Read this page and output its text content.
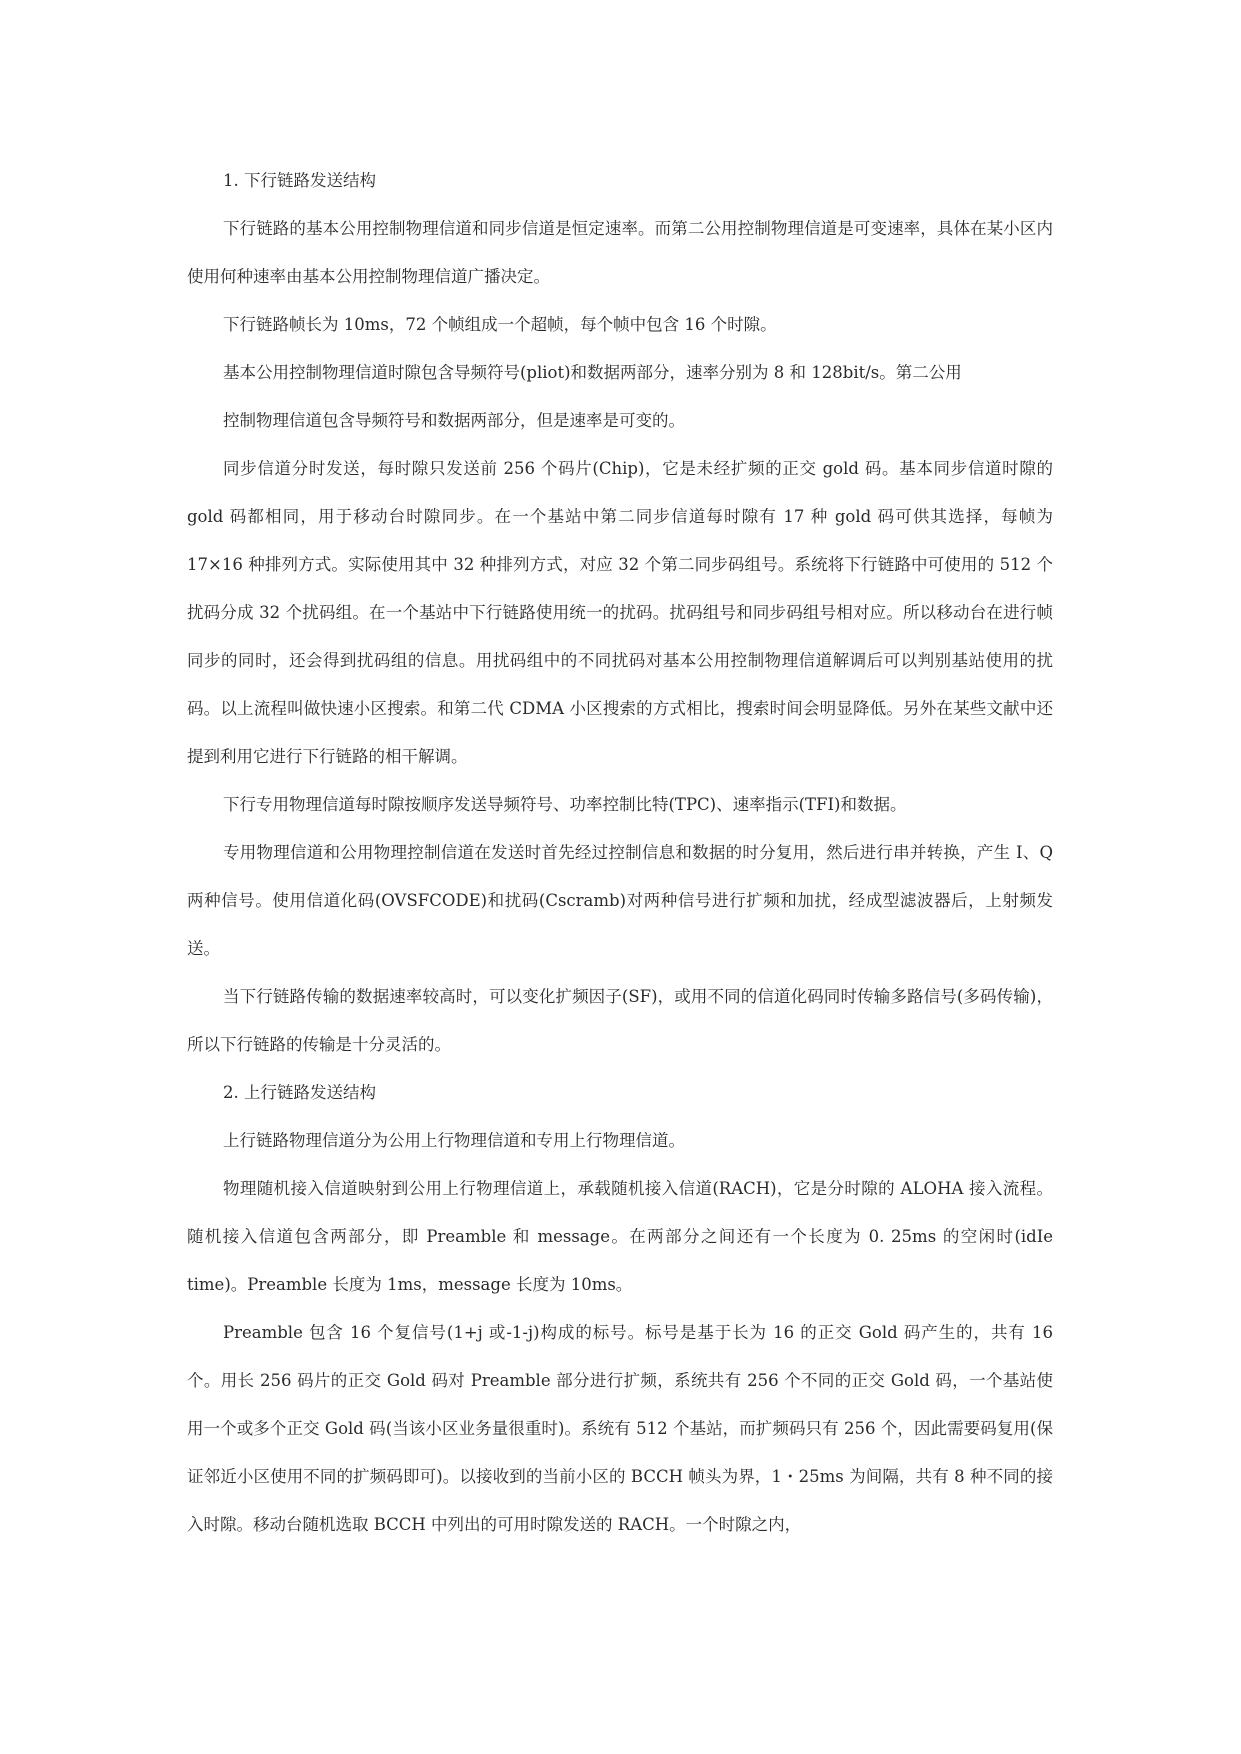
1. 下行链路发送结构

下行链路的基本公用控制物理信道和同步信道是恒定速率。而第二公用控制物理信道是可变速率，具体在某小区内使用何种速率由基本公用控制物理信道广播决定。

下行链路帧长为 10ms，72 个帧组成一个超帧，每个帧中包含 16 个时隙。

基本公用控制物理信道时隙包含导频符号(pliot)和数据两部分，速率分别为 8 和 128bit/s。第二公用

控制物理信道包含导频符号和数据两部分，但是速率是可变的。

同步信道分时发送，每时隙只发送前 256 个码片(Chip)，它是未经扩频的正交 gold 码。基本同步信道时隙的 gold 码都相同，用于移动台时隙同步。在一个基站中第二同步信道每时隙有 17 种 gold 码可供其选择，每帧为 17×16 种排列方式。实际使用其中 32 种排列方式，对应 32 个第二同步码组号。系统将下行链路中可使用的 512 个扰码分成 32 个扰码组。在一个基站中下行链路使用统一的扰码。扰码组号和同步码组号相对应。所以移动台在进行帧同步的同时，还会得到扰码组的信息。用扰码组中的不同扰码对基本公用控制物理信道解调后可以判别基站使用的扰码。以上流程叫做快速小区搜索。和第二代 CDMA 小区搜索的方式相比，搜索时间会明显降低。另外在某些文献中还提到利用它进行下行链路的相干解调。

下行专用物理信道每时隙按顺序发送导频符号、功率控制比特(TPC)、速率指示(TFI)和数据。

专用物理信道和公用物理控制信道在发送时首先经过控制信息和数据的时分复用，然后进行串并转换，产生 I、Q 两种信号。使用信道化码(OVSFCODE)和扰码(Cscramb)对两种信号进行扩频和加扰，经成型滤波器后，上射频发送。

当下行链路传输的数据速率较高时，可以变化扩频因子(SF)，或用不同的信道化码同时传输多路信号(多码传输)，所以下行链路的传输是十分灵活的。

2. 上行链路发送结构

上行链路物理信道分为公用上行物理信道和专用上行物理信道。

物理随机接入信道映射到公用上行物理信道上，承载随机接入信道(RACH)，它是分时隙的 ALOHA 接入流程。随机接入信道包含两部分，即 Preamble 和 message。在两部分之间还有一个长度为 0. 25ms 的空闲时(idIe time)。Preamble 长度为 1ms，message 长度为 10ms。

Preamble 包含 16 个复信号(1+j 或-1-j)构成的标号。标号是基于长为 16 的正交 Gold 码产生的，共有 16 个。用长 256 码片的正交 Gold 码对 Preamble 部分进行扩频，系统共有 256 个不同的正交 Gold 码，一个基站使用一个或多个正交 Gold 码(当该小区业务量很重时)。系统有 512 个基站，而扩频码只有 256 个，因此需要码复用(保证邻近小区使用不同的扩频码即可)。以接收到的当前小区的 BCCH 帧头为界，1・25ms 为间隔，共有 8 种不同的接入时隙。移动台随机选取 BCCH 中列出的可用时隙发送的 RACH。一个时隙之内，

___

Your objective: All of the records above must be copied exactly, except for the pictures.

Solution to the exercise:
Read this page and output its text content.
1. 下行链路发送结构

下行链路的基本公用控制物理信道和同步信道是恒定速率。而第二公用控制物理信道是可变速率，具体在某小区内使用何种速率由基本公用控制物理信道广播决定。

下行链路帧长为 10ms，72 个帧组成一个超帧，每个帧中包含 16 个时隙。

基本公用控制物理信道时隙包含导频符号(pliot)和数据两部分，速率分别为 8 和 128bit/s。第二公用

控制物理信道包含导频符号和数据两部分，但是速率是可变的。

同步信道分时发送，每时隙只发送前 256 个码片(Chip)，它是未经扩频的正交 gold 码。基本同步信道时隙的 gold 码都相同，用于移动台时隙同步。在一个基站中第二同步信道每时隙有 17 种 gold 码可供其选择，每帧为 17×16 种排列方式。实际使用其中 32 种排列方式，对应 32 个第二同步码组号。系统将下行链路中可使用的 512 个扰码分成 32 个扰码组。在一个基站中下行链路使用统一的扰码。扰码组号和同步码组号相对应。所以移动台在进行帧同步的同时，还会得到扰码组的信息。用扰码组中的不同扰码对基本公用控制物理信道解调后可以判别基站使用的扰码。以上流程叫做快速小区搜索。和第二代 CDMA 小区搜索的方式相比，搜索时间会明显降低。另外在某些文献中还提到利用它进行下行链路的相干解调。

下行专用物理信道每时隙按顺序发送导频符号、功率控制比特(TPC)、速率指示(TFI)和数据。

专用物理信道和公用物理控制信道在发送时首先经过控制信息和数据的时分复用，然后进行串并转换，产生 I、Q 两种信号。使用信道化码(OVSFCODE)和扰码(Cscramb)对两种信号进行扩频和加扰，经成型滤波器后，上射频发送。

当下行链路传输的数据速率较高时，可以变化扩频因子(SF)，或用不同的信道化码同时传输多路信号(多码传输)，所以下行链路的传输是十分灵活的。

2. 上行链路发送结构

上行链路物理信道分为公用上行物理信道和专用上行物理信道。

物理随机接入信道映射到公用上行物理信道上，承载随机接入信道(RACH)，它是分时隙的 ALOHA 接入流程。随机接入信道包含两部分，即 Preamble 和 message。在两部分之间还有一个长度为 0. 25ms 的空闲时(idIe time)。Preamble 长度为 1ms，message 长度为 10ms。

Preamble 包含 16 个复信号(1+j 或-1-j)构成的标号。标号是基于长为 16 的正交 Gold 码产生的，共有 16 个。用长 256 码片的正交 Gold 码对 Preamble 部分进行扩频，系统共有 256 个不同的正交 Gold 码，一个基站使用一个或多个正交 Gold 码(当该小区业务量很重时)。系统有 512 个基站，而扩频码只有 256 个，因此需要码复用(保证邻近小区使用不同的扩频码即可)。以接收到的当前小区的 BCCH 帧头为界，1・25ms 为间隔，共有 8 种不同的接入时隙。移动台随机选取 BCCH 中列出的可用时隙发送的 RACH。一个时隙之内，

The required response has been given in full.